▶ **Source document**:
UNITED STATES
SECURITIES AND EXCHANGE COMMISSION
WASHINGTON, DC 20549
FORM 8-K
CURRENT REPORT
Pursuant to Section 13 or 15(d) of the
Securities Exchange Act of 1934
Date of Report (Date of earliest event reported): September 30, 2010 (September 30, 2010)
ALLIANCE LAUNDRY SYSTEMS LLC
ALLIANCE LAUNDRY CORPORATION
ALLIANCE LAUNDRY HOLDINGS LLC
(Exact name of registrant as specified in its charter)
DELAWARE | 333-56857 | 39-1927923 | ||
DELAWARE | 333-56857-01 | 39-1928505 | ||
DELAWARE | 333-56857-02 | 52-2055893 | ||
(State or other jurisdiction of incorporation) | (Commission File Number) | (IRS Employer Identification No.) |
Shepard Street, P.O. Box 990
RIPON, WISCONSIN 54971-0990
(Address of Principal executive offices, including Zip Code)
(920) 748-3121
(Registrant’s telephone number, including area code)

▶ **Provided material**:
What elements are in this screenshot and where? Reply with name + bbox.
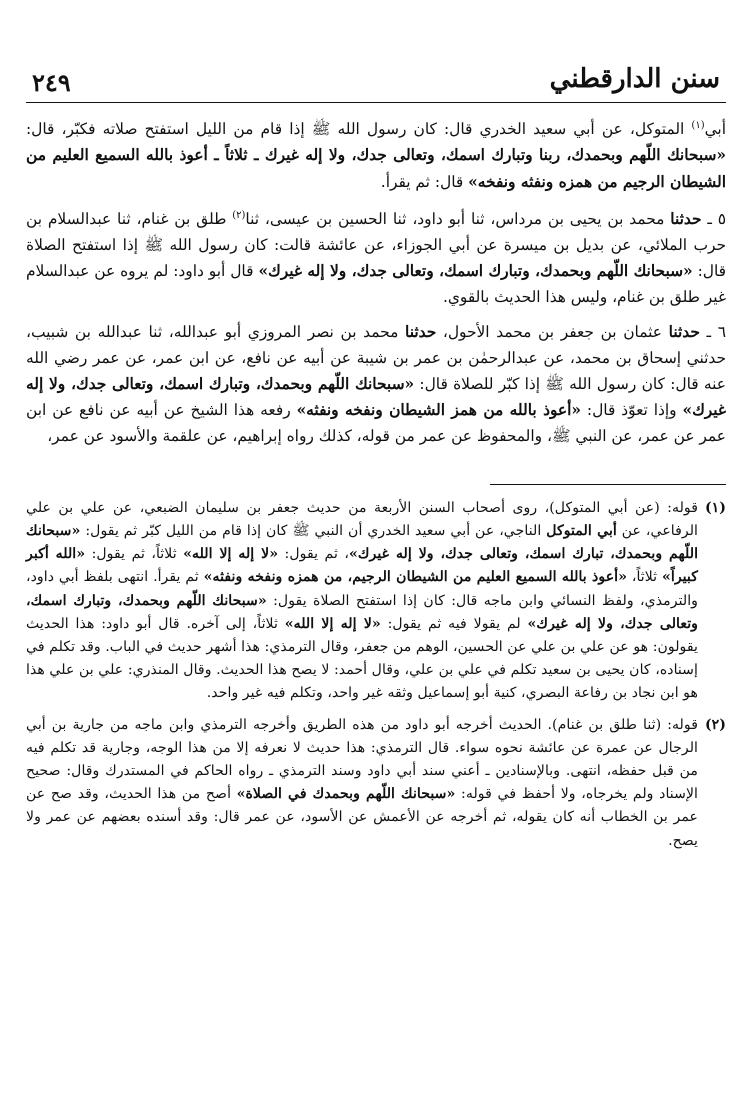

▶ **Exercise aim**: Please copy the filing above, starting at "DELAWARE | 333-56857 |" and ending at "including area code)", and replace "Shepard Street" with "Commerce Street".

▶ **Solved exercise**:
DELAWARE | 333-56857 | 39-1927923 | ||
DELAWARE | 333-56857-01 | 39-1928505 | ||
DELAWARE | 333-56857-02 | 52-2055893 | ||
(State or other jurisdiction of incorporation) | (Commission File Number) | (IRS Employer Identification No.) |
Commerce Street, P.O. Box 990
RIPON, WISCONSIN 54971-0990
(Address of Principal executive offices, including Zip Code)
(920) 748-3121
(Registrant’s telephone number, including area code)